[Short task] The records below must be output exactly, without pictures.

#### Input material ####

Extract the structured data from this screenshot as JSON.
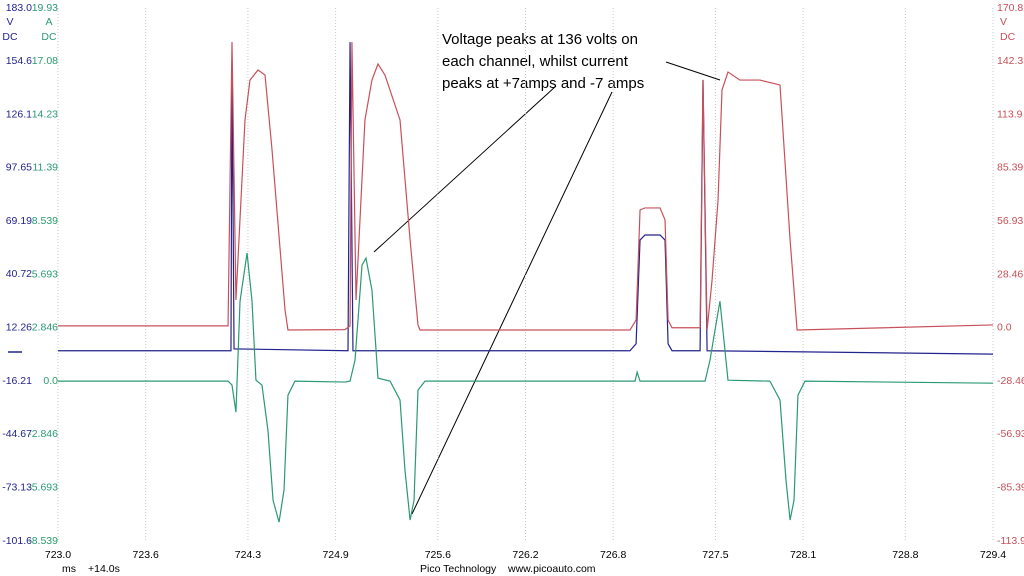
{
  "chart_data": {
    "type": "line",
    "annotation": [
      "Voltage peaks at 136 volts on",
      "each channel, whilst current",
      "peaks at +7amps and -7 amps"
    ],
    "x_unit": "ms",
    "x_offset": "+14.0s",
    "footer": [
      "Pico Technology",
      "www.picoauto.com"
    ],
    "axis_units": {
      "y": [
        "V",
        "DC"
      ],
      "y3": [
        "A",
        "DC"
      ],
      "y2": [
        "V",
        "DC"
      ]
    },
    "xlim": [
      723.0,
      729.4
    ],
    "xticks": [
      {
        "value": 723.0,
        "label": "723.0"
      },
      723.6,
      724.3,
      724.9,
      725.6,
      726.2,
      726.8,
      727.5,
      728.1,
      728.8,
      729.4
    ],
    "ylim": [
      -101.6,
      183.0
    ],
    "yticks": [
      {
        "value": 183.0,
        "label": "183.0"
      },
      154.6,
      126.1,
      97.65,
      69.19,
      40.72,
      12.26,
      -16.21,
      -44.67,
      -73.13,
      -101.6
    ],
    "y3lim": [
      -8.539,
      19.93
    ],
    "y3ticks": [
      19.93,
      17.08,
      14.23,
      11.39,
      8.539,
      5.693,
      2.846,
      {
        "value": 0.0,
        "label": "0.0"
      },
      -2.846,
      -5.693,
      -8.539
    ],
    "y2lim": [
      -113.9,
      170.8
    ],
    "y2ticks": [
      170.8,
      142.3,
      113.9,
      85.39,
      56.93,
      28.46,
      {
        "value": 0.0,
        "label": "0.0"
      },
      -28.46,
      -56.93,
      -85.39,
      -113.9
    ],
    "grid": true,
    "series": [
      {
        "axis": "y",
        "color": "#23238e",
        "x": [
          723.0,
          724.164,
          724.184,
          724.191,
          724.205,
          724.985,
          724.999,
          725.019,
          726.915,
          726.957,
          726.984,
          727.018,
          727.121,
          727.155,
          727.176,
          727.203,
          727.395,
          727.415,
          727.443,
          729.4
        ],
        "values": [
          0,
          0,
          0,
          154.2,
          1,
          0,
          164.8,
          0,
          0,
          3.7,
          59.1,
          61.8,
          61.8,
          59.1,
          3.7,
          0,
          0,
          144.6,
          0,
          -1.8
        ]
      },
      {
        "axis": "y3",
        "color": "#2a9a70",
        "x": [
          723.0,
          724.164,
          724.191,
          724.218,
          724.246,
          724.294,
          724.328,
          724.355,
          724.396,
          724.437,
          724.472,
          724.513,
          724.547,
          724.574,
          724.622,
          724.964,
          724.999,
          725.033,
          725.081,
          725.108,
          725.149,
          725.19,
          725.273,
          725.341,
          725.375,
          725.41,
          725.437,
          725.464,
          725.512,
          726.95,
          726.964,
          726.984,
          727.429,
          727.463,
          727.497,
          727.531,
          727.586,
          727.873,
          727.942,
          727.983,
          728.011,
          728.038,
          728.065,
          728.113,
          729.4
        ],
        "values": [
          0,
          0,
          -0.21,
          -1.66,
          4.27,
          6.84,
          4.27,
          0.05,
          -0.21,
          -2.62,
          -6.36,
          -7.53,
          -5.82,
          -0.75,
          0,
          -0.05,
          0,
          1.12,
          6.2,
          6.57,
          4.86,
          0.16,
          0,
          -1.01,
          -4.75,
          -7.42,
          -6.36,
          -0.48,
          0,
          0,
          0.48,
          0,
          0,
          1.12,
          2.72,
          4.27,
          0.05,
          0,
          -1.01,
          -5.29,
          -7.42,
          -6.36,
          -0.75,
          0,
          -0.11
        ]
      },
      {
        "axis": "y2",
        "color": "#c8505a",
        "x": [
          723.0,
          724.164,
          724.191,
          724.218,
          724.28,
          724.314,
          724.369,
          724.417,
          724.465,
          724.554,
          724.574,
          724.964,
          724.999,
          725.012,
          725.04,
          725.101,
          725.149,
          725.19,
          725.238,
          725.341,
          725.41,
          725.464,
          725.478,
          726.915,
          726.957,
          726.984,
          727.018,
          727.121,
          727.155,
          727.176,
          727.203,
          727.395,
          727.415,
          727.443,
          727.477,
          727.518,
          727.545,
          727.586,
          727.668,
          727.805,
          727.942,
          728.011,
          728.059,
          729.4
        ],
        "values": [
          1,
          1,
          152.6,
          14.8,
          111,
          132.3,
          137.7,
          135,
          95,
          9.5,
          -1.2,
          -1,
          1,
          152.6,
          14.8,
          111,
          132.3,
          140.9,
          135,
          111,
          46.9,
          1.5,
          -1.2,
          -1.2,
          4.1,
          62.9,
          64,
          64,
          57.6,
          4.1,
          0,
          0,
          132.3,
          -1.2,
          25.5,
          68.2,
          127,
          136.6,
          132.3,
          132.3,
          129.7,
          46.9,
          -1.2,
          1.5
        ]
      }
    ]
  }
}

####

[The answer]
Extract the structured data from this screenshot as JSON.
{
  "chart_data": {
    "type": "line",
    "annotation": [
      "Voltage peaks at 136 volts on",
      "each channel, whilst current",
      "peaks at +7amps and -7 amps"
    ],
    "x_unit": "ms",
    "x_offset": "+14.0s",
    "footer": [
      "Pico Technology",
      "www.picoauto.com"
    ],
    "axis_units": {
      "y": [
        "V",
        "DC"
      ],
      "y3": [
        "A",
        "DC"
      ],
      "y2": [
        "V",
        "DC"
      ]
    },
    "xlim": [
      723.0,
      729.4
    ],
    "xticks": [
      {
        "value": 723.0,
        "label": "723.0"
      },
      723.6,
      724.3,
      724.9,
      725.6,
      726.2,
      726.8,
      727.5,
      728.1,
      728.8,
      729.4
    ],
    "ylim": [
      -101.6,
      183.0
    ],
    "yticks": [
      {
        "value": 183.0,
        "label": "183.0"
      },
      154.6,
      126.1,
      97.65,
      69.19,
      40.72,
      12.26,
      -16.21,
      -44.67,
      -73.13,
      -101.6
    ],
    "y3lim": [
      -8.539,
      19.93
    ],
    "y3ticks": [
      19.93,
      17.08,
      14.23,
      11.39,
      8.539,
      5.693,
      2.846,
      {
        "value": 0.0,
        "label": "0.0"
      },
      -2.846,
      -5.693,
      -8.539
    ],
    "y2lim": [
      -113.9,
      170.8
    ],
    "y2ticks": [
      170.8,
      142.3,
      113.9,
      85.39,
      56.93,
      28.46,
      {
        "value": 0.0,
        "label": "0.0"
      },
      -28.46,
      -56.93,
      -85.39,
      -113.9
    ],
    "grid": true,
    "series": [
      {
        "axis": "y",
        "color": "#23238e",
        "x": [
          723.0,
          724.164,
          724.184,
          724.191,
          724.205,
          724.985,
          724.999,
          725.019,
          726.915,
          726.957,
          726.984,
          727.018,
          727.121,
          727.155,
          727.176,
          727.203,
          727.395,
          727.415,
          727.443,
          729.4
        ],
        "values": [
          0,
          0,
          0,
          154.2,
          1,
          0,
          164.8,
          0,
          0,
          3.7,
          59.1,
          61.8,
          61.8,
          59.1,
          3.7,
          0,
          0,
          144.6,
          0,
          -1.8
        ]
      },
      {
        "axis": "y3",
        "color": "#2a9a70",
        "x": [
          723.0,
          724.164,
          724.191,
          724.218,
          724.246,
          724.294,
          724.328,
          724.355,
          724.396,
          724.437,
          724.472,
          724.513,
          724.547,
          724.574,
          724.622,
          724.964,
          724.999,
          725.033,
          725.081,
          725.108,
          725.149,
          725.19,
          725.273,
          725.341,
          725.375,
          725.41,
          725.437,
          725.464,
          725.512,
          726.95,
          726.964,
          726.984,
          727.429,
          727.463,
          727.497,
          727.531,
          727.586,
          727.873,
          727.942,
          727.983,
          728.011,
          728.038,
          728.065,
          728.113,
          729.4
        ],
        "values": [
          0,
          0,
          -0.21,
          -1.66,
          4.27,
          6.84,
          4.27,
          0.05,
          -0.21,
          -2.62,
          -6.36,
          -7.53,
          -5.82,
          -0.75,
          0,
          -0.05,
          0,
          1.12,
          6.2,
          6.57,
          4.86,
          0.16,
          0,
          -1.01,
          -4.75,
          -7.42,
          -6.36,
          -0.48,
          0,
          0,
          0.48,
          0,
          0,
          1.12,
          2.72,
          4.27,
          0.05,
          0,
          -1.01,
          -5.29,
          -7.42,
          -6.36,
          -0.75,
          0,
          -0.11
        ]
      },
      {
        "axis": "y2",
        "color": "#c8505a",
        "x": [
          723.0,
          724.164,
          724.191,
          724.218,
          724.28,
          724.314,
          724.369,
          724.417,
          724.465,
          724.554,
          724.574,
          724.964,
          724.999,
          725.012,
          725.04,
          725.101,
          725.149,
          725.19,
          725.238,
          725.341,
          725.41,
          725.464,
          725.478,
          726.915,
          726.957,
          726.984,
          727.018,
          727.121,
          727.155,
          727.176,
          727.203,
          727.395,
          727.415,
          727.443,
          727.477,
          727.518,
          727.545,
          727.586,
          727.668,
          727.805,
          727.942,
          728.011,
          728.059,
          729.4
        ],
        "values": [
          1,
          1,
          152.6,
          14.8,
          111,
          132.3,
          137.7,
          135,
          95,
          9.5,
          -1.2,
          -1,
          1,
          152.6,
          14.8,
          111,
          132.3,
          140.9,
          135,
          111,
          46.9,
          1.5,
          -1.2,
          -1.2,
          4.1,
          62.9,
          64,
          64,
          57.6,
          4.1,
          0,
          0,
          132.3,
          -1.2,
          25.5,
          68.2,
          127,
          136.6,
          132.3,
          132.3,
          129.7,
          46.9,
          -1.2,
          1.5
        ]
      }
    ]
  }
}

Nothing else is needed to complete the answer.